>> BEGIN

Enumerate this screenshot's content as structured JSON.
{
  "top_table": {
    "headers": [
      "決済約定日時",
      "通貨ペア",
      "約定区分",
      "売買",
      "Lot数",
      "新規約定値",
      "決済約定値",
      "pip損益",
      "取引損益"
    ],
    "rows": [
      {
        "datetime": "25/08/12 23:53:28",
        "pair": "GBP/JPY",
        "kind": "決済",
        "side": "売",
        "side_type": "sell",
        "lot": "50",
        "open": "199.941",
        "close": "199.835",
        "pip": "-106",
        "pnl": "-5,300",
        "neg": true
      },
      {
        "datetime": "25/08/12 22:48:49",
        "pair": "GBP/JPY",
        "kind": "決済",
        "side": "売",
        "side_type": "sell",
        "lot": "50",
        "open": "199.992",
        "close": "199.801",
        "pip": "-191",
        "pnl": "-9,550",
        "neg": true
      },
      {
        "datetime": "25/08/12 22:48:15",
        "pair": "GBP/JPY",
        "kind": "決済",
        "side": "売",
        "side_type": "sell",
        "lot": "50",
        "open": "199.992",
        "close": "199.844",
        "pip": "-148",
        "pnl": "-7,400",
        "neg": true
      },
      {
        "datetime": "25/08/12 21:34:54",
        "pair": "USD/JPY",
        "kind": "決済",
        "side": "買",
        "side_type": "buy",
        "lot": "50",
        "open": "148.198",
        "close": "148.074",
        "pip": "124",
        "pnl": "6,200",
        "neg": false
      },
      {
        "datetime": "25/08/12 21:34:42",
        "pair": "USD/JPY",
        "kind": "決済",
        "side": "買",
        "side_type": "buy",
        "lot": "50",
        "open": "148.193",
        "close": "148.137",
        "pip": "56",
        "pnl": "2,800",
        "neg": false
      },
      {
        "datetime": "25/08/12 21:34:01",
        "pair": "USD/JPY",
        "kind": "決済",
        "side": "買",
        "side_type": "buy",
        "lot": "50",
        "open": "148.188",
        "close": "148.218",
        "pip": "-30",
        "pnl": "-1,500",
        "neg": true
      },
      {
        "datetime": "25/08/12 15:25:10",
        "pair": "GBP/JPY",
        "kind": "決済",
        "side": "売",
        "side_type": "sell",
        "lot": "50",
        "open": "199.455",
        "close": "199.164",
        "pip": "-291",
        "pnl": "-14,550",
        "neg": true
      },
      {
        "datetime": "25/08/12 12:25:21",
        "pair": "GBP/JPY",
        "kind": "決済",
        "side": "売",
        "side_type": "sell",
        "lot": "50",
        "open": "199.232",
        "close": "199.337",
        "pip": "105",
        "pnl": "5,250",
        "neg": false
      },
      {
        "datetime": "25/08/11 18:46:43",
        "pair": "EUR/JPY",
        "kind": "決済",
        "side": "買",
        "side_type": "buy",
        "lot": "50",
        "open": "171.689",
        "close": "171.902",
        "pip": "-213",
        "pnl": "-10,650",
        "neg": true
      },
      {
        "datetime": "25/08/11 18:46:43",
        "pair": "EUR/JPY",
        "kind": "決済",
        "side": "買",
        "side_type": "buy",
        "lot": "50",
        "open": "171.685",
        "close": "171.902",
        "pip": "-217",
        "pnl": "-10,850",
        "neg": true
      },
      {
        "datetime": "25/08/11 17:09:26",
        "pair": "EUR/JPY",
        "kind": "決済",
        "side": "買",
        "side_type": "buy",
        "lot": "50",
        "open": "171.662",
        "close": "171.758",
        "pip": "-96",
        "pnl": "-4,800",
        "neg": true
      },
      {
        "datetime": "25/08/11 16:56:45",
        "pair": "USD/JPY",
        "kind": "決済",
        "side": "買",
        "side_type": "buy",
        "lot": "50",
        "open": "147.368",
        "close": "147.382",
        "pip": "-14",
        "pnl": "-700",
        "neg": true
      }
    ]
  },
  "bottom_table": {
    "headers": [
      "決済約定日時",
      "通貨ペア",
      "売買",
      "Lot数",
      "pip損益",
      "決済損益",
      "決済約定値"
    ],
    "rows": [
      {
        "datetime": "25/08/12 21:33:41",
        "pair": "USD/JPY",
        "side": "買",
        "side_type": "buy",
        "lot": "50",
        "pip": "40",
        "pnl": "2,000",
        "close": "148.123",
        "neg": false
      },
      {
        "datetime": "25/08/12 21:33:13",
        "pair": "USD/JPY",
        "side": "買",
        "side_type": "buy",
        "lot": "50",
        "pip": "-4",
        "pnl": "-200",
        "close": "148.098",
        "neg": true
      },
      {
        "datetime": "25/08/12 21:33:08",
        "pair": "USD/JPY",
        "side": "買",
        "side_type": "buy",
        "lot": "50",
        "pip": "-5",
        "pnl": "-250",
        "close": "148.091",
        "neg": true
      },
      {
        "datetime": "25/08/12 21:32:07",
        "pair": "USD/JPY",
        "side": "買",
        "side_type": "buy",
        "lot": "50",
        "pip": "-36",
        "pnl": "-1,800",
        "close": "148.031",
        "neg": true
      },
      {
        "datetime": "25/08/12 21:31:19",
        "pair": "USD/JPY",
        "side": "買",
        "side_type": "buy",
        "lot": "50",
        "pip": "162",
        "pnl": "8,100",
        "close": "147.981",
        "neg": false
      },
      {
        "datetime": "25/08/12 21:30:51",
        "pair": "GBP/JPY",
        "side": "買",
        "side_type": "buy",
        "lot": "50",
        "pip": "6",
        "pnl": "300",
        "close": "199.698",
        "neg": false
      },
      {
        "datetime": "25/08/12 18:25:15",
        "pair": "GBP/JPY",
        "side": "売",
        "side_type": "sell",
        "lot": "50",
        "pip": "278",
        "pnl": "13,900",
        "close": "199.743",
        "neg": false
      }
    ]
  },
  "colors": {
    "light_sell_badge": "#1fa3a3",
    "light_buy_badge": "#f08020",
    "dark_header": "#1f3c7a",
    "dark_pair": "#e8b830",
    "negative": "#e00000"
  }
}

>> END

**Instructions for the task**
Retype the material above, line by line, exactly.

**Written reply**
Enumerate this screenshot's content as structured JSON.
{
  "top_table": {
    "headers": [
      "決済約定日時",
      "通貨ペア",
      "約定区分",
      "売買",
      "Lot数",
      "新規約定値",
      "決済約定値",
      "pip損益",
      "取引損益"
    ],
    "rows": [
      {
        "datetime": "25/08/12 23:53:28",
        "pair": "GBP/JPY",
        "kind": "決済",
        "side": "売",
        "side_type": "sell",
        "lot": "50",
        "open": "199.941",
        "close": "199.835",
        "pip": "-106",
        "pnl": "-5,300",
        "neg": true
      },
      {
        "datetime": "25/08/12 22:48:49",
        "pair": "GBP/JPY",
        "kind": "決済",
        "side": "売",
        "side_type": "sell",
        "lot": "50",
        "open": "199.992",
        "close": "199.801",
        "pip": "-191",
        "pnl": "-9,550",
        "neg": true
      },
      {
        "datetime": "25/08/12 22:48:15",
        "pair": "GBP/JPY",
        "kind": "決済",
        "side": "売",
        "side_type": "sell",
        "lot": "50",
        "open": "199.992",
        "close": "199.844",
        "pip": "-148",
        "pnl": "-7,400",
        "neg": true
      },
      {
        "datetime": "25/08/12 21:34:54",
        "pair": "USD/JPY",
        "kind": "決済",
        "side": "買",
        "side_type": "buy",
        "lot": "50",
        "open": "148.198",
        "close": "148.074",
        "pip": "124",
        "pnl": "6,200",
        "neg": false
      },
      {
        "datetime": "25/08/12 21:34:42",
        "pair": "USD/JPY",
        "kind": "決済",
        "side": "買",
        "side_type": "buy",
        "lot": "50",
        "open": "148.193",
        "close": "148.137",
        "pip": "56",
        "pnl": "2,800",
        "neg": false
      },
      {
        "datetime": "25/08/12 21:34:01",
        "pair": "USD/JPY",
        "kind": "決済",
        "side": "買",
        "side_type": "buy",
        "lot": "50",
        "open": "148.188",
        "close": "148.218",
        "pip": "-30",
        "pnl": "-1,500",
        "neg": true
      },
      {
        "datetime": "25/08/12 15:25:10",
        "pair": "GBP/JPY",
        "kind": "決済",
        "side": "売",
        "side_type": "sell",
        "lot": "50",
        "open": "199.455",
        "close": "199.164",
        "pip": "-291",
        "pnl": "-14,550",
        "neg": true
      },
      {
        "datetime": "25/08/12 12:25:21",
        "pair": "GBP/JPY",
        "kind": "決済",
        "side": "売",
        "side_type": "sell",
        "lot": "50",
        "open": "199.232",
        "close": "199.337",
        "pip": "105",
        "pnl": "5,250",
        "neg": false
      },
      {
        "datetime": "25/08/11 18:46:43",
        "pair": "EUR/JPY",
        "kind": "決済",
        "side": "買",
        "side_type": "buy",
        "lot": "50",
        "open": "171.689",
        "close": "171.902",
        "pip": "-213",
        "pnl": "-10,650",
        "neg": true
      },
      {
        "datetime": "25/08/11 18:46:43",
        "pair": "EUR/JPY",
        "kind": "決済",
        "side": "買",
        "side_type": "buy",
        "lot": "50",
        "open": "171.685",
        "close": "171.902",
        "pip": "-217",
        "pnl": "-10,850",
        "neg": true
      },
      {
        "datetime": "25/08/11 17:09:26",
        "pair": "EUR/JPY",
        "kind": "決済",
        "side": "買",
        "side_type": "buy",
        "lot": "50",
        "open": "171.662",
        "close": "171.758",
        "pip": "-96",
        "pnl": "-4,800",
        "neg": true
      },
      {
        "datetime": "25/08/11 16:56:45",
        "pair": "USD/JPY",
        "kind": "決済",
        "side": "買",
        "side_type": "buy",
        "lot": "50",
        "open": "147.368",
        "close": "147.382",
        "pip": "-14",
        "pnl": "-700",
        "neg": true
      }
    ]
  },
  "bottom_table": {
    "headers": [
      "決済約定日時",
      "通貨ペア",
      "売買",
      "Lot数",
      "pip損益",
      "決済損益",
      "決済約定値"
    ],
    "rows": [
      {
        "datetime": "25/08/12 21:33:41",
        "pair": "USD/JPY",
        "side": "買",
        "side_type": "buy",
        "lot": "50",
        "pip": "40",
        "pnl": "2,000",
        "close": "148.123",
        "neg": false
      },
      {
        "datetime": "25/08/12 21:33:13",
        "pair": "USD/JPY",
        "side": "買",
        "side_type": "buy",
        "lot": "50",
        "pip": "-4",
        "pnl": "-200",
        "close": "148.098",
        "neg": true
      },
      {
        "datetime": "25/08/12 21:33:08",
        "pair": "USD/JPY",
        "side": "買",
        "side_type": "buy",
        "lot": "50",
        "pip": "-5",
        "pnl": "-250",
        "close": "148.091",
        "neg": true
      },
      {
        "datetime": "25/08/12 21:32:07",
        "pair": "USD/JPY",
        "side": "買",
        "side_type": "buy",
        "lot": "50",
        "pip": "-36",
        "pnl": "-1,800",
        "close": "148.031",
        "neg": true
      },
      {
        "datetime": "25/08/12 21:31:19",
        "pair": "USD/JPY",
        "side": "買",
        "side_type": "buy",
        "lot": "50",
        "pip": "162",
        "pnl": "8,100",
        "close": "147.981",
        "neg": false
      },
      {
        "datetime": "25/08/12 21:30:51",
        "pair": "GBP/JPY",
        "side": "買",
        "side_type": "buy",
        "lot": "50",
        "pip": "6",
        "pnl": "300",
        "close": "199.698",
        "neg": false
      },
      {
        "datetime": "25/08/12 18:25:15",
        "pair": "GBP/JPY",
        "side": "売",
        "side_type": "sell",
        "lot": "50",
        "pip": "278",
        "pnl": "13,900",
        "close": "199.743",
        "neg": false
      }
    ]
  },
  "colors": {
    "light_sell_badge": "#1fa3a3",
    "light_buy_badge": "#f08020",
    "dark_header": "#1f3c7a",
    "dark_pair": "#e8b830",
    "negative": "#e00000"
  }
}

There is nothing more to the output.